- _Task directions_:
Your task is to copy each line that has the word "castle".

- _Data rows_:
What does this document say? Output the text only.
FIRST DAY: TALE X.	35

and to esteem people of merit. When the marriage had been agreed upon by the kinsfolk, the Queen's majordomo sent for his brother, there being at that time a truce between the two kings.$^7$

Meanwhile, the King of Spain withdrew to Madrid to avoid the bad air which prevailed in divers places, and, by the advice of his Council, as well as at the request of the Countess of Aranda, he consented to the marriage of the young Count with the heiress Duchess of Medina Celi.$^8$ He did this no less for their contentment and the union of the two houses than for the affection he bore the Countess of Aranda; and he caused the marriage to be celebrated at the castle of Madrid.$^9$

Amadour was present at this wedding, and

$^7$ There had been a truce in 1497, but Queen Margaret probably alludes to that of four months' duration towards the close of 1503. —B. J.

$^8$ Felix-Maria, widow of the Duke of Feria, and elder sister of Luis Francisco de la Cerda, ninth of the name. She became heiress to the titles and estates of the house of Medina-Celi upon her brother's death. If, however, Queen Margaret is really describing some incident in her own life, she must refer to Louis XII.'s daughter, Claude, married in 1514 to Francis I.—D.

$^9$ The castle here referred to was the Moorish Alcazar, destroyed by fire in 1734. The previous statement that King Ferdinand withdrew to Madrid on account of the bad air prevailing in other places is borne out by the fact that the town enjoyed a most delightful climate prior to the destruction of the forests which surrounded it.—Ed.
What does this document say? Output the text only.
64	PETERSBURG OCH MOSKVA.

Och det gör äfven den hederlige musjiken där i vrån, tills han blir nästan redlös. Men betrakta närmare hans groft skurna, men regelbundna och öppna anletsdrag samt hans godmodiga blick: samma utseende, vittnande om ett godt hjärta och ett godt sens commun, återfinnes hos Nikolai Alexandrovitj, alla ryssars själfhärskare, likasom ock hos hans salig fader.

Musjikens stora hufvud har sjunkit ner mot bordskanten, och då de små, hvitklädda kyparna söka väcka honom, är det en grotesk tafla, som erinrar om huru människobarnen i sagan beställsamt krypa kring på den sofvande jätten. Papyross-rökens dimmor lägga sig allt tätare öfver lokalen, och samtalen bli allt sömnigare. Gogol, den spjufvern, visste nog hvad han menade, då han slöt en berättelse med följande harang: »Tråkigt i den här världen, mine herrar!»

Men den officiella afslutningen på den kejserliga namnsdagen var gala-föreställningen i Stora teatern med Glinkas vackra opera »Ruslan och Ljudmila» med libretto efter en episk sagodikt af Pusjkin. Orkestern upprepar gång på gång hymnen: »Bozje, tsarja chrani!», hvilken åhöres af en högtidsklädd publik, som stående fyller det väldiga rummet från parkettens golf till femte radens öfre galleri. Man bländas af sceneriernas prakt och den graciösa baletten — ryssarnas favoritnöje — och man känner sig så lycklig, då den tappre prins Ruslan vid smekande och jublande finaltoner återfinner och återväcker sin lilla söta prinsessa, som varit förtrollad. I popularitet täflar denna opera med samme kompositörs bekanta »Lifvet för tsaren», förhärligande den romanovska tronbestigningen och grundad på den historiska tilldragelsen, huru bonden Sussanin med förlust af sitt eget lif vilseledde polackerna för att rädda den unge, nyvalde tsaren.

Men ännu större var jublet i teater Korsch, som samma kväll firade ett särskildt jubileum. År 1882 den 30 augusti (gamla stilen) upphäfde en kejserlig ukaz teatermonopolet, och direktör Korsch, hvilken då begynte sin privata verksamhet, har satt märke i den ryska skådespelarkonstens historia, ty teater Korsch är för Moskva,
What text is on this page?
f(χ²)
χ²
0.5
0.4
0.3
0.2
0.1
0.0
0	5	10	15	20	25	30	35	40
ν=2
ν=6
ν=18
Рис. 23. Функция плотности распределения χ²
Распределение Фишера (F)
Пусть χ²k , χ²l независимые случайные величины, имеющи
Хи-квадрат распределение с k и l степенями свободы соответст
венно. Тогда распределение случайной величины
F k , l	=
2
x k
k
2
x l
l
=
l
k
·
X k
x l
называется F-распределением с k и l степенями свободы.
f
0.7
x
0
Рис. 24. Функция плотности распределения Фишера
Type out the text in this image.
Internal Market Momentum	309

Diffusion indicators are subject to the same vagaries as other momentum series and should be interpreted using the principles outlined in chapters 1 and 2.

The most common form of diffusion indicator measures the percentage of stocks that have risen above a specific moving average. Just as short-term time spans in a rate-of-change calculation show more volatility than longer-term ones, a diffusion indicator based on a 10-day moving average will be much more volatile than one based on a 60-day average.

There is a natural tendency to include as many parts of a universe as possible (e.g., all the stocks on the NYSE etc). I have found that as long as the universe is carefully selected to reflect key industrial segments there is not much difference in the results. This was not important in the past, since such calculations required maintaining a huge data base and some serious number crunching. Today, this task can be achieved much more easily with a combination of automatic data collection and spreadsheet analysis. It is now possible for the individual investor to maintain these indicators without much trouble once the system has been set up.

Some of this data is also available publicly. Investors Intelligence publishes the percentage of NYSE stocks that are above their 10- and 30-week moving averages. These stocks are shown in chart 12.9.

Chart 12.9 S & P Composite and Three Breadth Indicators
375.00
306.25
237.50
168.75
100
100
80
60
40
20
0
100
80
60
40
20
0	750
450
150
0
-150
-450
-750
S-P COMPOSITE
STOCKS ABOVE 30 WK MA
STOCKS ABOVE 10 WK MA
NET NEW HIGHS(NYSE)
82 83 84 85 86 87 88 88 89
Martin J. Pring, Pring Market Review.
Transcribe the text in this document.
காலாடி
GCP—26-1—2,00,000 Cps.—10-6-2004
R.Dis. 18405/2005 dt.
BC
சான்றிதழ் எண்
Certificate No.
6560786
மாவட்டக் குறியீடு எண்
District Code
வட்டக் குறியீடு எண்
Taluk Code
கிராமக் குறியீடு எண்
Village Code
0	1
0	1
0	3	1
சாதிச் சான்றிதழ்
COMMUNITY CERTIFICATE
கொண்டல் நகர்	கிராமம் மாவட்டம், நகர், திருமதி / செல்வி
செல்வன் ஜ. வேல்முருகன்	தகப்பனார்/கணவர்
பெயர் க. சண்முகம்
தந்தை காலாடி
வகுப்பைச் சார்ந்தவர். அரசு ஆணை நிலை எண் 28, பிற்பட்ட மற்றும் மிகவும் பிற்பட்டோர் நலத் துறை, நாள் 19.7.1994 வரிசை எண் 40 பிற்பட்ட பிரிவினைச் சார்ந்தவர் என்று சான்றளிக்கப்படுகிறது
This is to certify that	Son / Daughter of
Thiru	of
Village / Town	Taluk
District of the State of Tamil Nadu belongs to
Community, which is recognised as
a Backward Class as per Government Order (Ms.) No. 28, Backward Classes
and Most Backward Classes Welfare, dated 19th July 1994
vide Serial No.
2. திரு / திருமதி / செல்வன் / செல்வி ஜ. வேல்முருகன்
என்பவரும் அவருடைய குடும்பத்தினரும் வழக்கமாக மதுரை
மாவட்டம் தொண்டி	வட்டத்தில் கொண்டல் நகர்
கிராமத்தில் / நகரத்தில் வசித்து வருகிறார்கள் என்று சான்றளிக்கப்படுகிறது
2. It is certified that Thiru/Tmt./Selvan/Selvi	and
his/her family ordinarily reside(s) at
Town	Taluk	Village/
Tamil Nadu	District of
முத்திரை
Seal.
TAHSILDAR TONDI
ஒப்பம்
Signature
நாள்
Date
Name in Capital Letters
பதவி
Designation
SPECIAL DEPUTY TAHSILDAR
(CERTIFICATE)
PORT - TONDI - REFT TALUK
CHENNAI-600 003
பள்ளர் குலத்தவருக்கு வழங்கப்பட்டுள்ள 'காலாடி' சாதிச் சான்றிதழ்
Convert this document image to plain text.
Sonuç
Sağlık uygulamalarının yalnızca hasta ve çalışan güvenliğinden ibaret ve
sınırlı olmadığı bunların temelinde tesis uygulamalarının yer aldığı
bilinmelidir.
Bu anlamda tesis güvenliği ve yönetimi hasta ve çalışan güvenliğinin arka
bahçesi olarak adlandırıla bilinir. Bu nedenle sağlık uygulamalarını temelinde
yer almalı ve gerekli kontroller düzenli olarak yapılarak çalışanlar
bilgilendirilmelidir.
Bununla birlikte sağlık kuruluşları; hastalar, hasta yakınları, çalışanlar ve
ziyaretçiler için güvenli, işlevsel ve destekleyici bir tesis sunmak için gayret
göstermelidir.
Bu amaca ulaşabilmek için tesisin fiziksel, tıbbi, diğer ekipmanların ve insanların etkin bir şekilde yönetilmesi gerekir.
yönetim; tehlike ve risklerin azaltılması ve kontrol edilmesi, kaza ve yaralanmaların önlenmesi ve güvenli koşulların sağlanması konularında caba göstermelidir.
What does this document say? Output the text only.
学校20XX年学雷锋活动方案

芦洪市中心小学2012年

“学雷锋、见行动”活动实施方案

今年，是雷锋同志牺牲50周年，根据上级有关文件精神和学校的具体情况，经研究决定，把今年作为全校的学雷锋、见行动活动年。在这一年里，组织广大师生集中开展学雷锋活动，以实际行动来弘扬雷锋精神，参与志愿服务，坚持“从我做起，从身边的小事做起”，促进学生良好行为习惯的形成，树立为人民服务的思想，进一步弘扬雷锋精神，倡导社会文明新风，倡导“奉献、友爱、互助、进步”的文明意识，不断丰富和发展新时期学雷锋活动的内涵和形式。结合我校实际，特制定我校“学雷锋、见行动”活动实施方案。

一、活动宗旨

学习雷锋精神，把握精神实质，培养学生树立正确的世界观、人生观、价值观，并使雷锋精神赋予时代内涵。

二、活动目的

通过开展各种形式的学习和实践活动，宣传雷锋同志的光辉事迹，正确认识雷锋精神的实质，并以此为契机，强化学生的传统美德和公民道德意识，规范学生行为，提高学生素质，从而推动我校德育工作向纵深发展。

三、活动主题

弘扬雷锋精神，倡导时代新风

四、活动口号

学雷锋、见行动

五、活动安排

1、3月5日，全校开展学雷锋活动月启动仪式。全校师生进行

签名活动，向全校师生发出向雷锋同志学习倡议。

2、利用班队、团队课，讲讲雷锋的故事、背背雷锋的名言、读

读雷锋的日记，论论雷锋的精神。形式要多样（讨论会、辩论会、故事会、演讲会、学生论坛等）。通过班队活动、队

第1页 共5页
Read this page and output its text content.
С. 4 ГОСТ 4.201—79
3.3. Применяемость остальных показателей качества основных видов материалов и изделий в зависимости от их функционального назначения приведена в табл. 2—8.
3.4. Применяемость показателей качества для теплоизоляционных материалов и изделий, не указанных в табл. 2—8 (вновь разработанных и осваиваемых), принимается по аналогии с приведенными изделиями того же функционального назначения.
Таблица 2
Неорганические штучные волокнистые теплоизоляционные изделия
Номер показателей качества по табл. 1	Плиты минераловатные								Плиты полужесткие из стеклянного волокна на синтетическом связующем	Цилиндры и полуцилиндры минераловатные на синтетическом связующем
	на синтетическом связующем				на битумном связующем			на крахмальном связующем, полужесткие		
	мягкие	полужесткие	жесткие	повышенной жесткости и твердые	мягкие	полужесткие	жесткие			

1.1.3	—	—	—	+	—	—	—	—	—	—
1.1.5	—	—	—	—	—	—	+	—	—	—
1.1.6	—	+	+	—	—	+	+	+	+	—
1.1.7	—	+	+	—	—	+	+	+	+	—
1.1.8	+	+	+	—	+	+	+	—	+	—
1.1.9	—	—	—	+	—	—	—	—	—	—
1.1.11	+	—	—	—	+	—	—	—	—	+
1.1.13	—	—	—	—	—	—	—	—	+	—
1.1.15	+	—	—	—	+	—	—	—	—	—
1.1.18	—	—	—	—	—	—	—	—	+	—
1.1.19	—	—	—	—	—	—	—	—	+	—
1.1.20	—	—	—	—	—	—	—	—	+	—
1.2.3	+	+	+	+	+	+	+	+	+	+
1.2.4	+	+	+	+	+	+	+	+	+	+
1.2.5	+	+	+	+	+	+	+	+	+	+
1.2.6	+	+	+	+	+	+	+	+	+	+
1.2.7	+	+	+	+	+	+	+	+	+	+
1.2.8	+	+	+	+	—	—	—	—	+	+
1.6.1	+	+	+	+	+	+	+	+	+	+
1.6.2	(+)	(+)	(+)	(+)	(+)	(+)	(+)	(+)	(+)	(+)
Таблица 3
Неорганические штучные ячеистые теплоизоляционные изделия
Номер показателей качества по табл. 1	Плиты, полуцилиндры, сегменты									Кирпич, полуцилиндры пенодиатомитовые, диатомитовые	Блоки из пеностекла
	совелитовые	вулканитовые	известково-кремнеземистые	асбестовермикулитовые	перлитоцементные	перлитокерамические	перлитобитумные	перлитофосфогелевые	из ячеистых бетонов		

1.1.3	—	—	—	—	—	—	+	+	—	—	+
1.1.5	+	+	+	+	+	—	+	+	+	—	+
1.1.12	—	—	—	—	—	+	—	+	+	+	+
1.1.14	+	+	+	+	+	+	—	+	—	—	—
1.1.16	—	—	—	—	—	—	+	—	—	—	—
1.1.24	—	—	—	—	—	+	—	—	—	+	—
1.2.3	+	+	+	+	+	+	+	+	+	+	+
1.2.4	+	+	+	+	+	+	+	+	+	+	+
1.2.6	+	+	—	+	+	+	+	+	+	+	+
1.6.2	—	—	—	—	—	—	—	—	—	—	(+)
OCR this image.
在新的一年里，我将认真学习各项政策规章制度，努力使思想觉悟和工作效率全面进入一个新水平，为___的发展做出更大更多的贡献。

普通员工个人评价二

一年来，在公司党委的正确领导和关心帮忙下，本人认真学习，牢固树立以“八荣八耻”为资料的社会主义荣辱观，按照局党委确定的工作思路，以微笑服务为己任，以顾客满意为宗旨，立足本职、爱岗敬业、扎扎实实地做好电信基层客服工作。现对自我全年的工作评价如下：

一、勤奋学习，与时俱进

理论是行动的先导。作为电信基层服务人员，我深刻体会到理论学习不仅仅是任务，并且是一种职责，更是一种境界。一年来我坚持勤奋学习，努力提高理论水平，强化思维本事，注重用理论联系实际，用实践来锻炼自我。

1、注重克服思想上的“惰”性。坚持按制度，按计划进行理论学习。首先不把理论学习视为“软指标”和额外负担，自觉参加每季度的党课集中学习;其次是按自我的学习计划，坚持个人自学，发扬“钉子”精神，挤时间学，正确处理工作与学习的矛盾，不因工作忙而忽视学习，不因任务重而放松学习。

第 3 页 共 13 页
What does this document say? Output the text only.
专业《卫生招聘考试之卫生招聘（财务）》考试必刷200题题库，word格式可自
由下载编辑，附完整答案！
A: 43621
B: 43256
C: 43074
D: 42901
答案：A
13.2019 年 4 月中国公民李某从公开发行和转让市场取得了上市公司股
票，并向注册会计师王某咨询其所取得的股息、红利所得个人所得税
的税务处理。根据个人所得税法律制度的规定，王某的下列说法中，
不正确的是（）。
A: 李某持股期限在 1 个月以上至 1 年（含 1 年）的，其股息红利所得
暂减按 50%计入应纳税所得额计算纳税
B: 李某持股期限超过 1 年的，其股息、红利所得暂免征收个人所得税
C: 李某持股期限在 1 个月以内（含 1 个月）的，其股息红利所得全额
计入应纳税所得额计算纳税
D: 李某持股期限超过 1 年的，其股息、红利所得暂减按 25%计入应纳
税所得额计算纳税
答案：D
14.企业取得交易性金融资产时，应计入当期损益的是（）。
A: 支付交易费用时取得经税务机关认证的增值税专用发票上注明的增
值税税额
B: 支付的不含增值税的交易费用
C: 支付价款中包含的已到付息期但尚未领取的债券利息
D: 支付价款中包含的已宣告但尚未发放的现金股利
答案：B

- _The output_:
Meanwhile, the King of Spain withdrew to Madrid to avoid the bad air which prevailed in divers places, and, by the advice of his Council, as well as at the request of the Countess of Aranda, he consented to the marriage of the young Count with the heiress Duchess of Medina Celi.$^8$ He did this no less for their contentment and the union of the two houses than for the affection he bore the Countess of Aranda; and he caused the marriage to be celebrated at the castle of Madrid.$^9$
$^9$ The castle here referred to was the Moorish Alcazar, destroyed by fire in 1734. The previous statement that King Ferdinand withdrew to Madrid on account of the bad air prevailing in other places is borne out by the fact that the town enjoyed a most delightful climate prior to the destruction of the forests which surrounded it.—Ed.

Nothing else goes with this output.